EXERCISE INSTRUCTIONS → Select from the data all lines with the word "βαδίζει".

GIVEN ENTRIES →

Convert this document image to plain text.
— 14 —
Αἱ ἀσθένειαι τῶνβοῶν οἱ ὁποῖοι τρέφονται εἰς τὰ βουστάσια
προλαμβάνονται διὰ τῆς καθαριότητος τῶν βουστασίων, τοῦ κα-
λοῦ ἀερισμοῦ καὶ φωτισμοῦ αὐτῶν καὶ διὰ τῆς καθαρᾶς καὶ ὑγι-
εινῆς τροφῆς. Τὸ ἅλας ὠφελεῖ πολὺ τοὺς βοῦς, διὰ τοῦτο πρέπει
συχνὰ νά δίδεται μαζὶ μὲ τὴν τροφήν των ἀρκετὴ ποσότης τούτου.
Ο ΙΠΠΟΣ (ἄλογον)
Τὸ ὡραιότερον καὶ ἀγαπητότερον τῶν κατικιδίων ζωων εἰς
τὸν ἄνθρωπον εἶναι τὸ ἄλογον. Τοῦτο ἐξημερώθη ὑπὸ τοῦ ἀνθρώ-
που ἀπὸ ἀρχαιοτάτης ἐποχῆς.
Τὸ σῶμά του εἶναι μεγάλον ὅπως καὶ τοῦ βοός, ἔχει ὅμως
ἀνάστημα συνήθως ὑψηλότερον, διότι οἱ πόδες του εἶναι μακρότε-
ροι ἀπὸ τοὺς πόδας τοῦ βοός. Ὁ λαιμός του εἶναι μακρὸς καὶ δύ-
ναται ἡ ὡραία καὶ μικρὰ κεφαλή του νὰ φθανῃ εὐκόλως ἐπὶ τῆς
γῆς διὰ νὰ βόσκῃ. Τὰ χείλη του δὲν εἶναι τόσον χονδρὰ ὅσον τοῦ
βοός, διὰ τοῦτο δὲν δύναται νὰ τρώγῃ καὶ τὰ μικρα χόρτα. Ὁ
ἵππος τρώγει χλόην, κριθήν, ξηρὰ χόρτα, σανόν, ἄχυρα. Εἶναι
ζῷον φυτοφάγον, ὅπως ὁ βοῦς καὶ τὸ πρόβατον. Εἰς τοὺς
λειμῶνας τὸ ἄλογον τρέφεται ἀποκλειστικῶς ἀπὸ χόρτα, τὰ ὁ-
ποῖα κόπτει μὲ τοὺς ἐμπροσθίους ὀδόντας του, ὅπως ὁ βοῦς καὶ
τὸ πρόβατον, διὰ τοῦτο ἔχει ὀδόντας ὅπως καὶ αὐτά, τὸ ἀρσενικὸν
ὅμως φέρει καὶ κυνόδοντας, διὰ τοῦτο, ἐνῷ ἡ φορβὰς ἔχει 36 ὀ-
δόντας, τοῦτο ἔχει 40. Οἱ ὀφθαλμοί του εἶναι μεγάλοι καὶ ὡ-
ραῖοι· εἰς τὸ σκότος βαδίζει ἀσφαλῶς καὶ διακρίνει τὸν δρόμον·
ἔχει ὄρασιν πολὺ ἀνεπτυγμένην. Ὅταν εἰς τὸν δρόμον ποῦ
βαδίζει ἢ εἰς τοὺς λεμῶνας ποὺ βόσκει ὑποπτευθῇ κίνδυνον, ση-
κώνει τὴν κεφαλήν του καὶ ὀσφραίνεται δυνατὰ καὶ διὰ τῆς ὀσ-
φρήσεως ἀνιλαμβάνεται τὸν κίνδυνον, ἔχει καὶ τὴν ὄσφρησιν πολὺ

SOLUTION FOR THIS EXERCISE →
ραῖοι· εἰς τὸ σκότος βαδίζει ἀσφαλῶς καὶ διακρίνει τὸν δρόμον·
βαδίζει ἢ εἰς τοὺς λεμῶνας ποὺ βόσκει ὑποπτευθῇ κίνδυνον, ση-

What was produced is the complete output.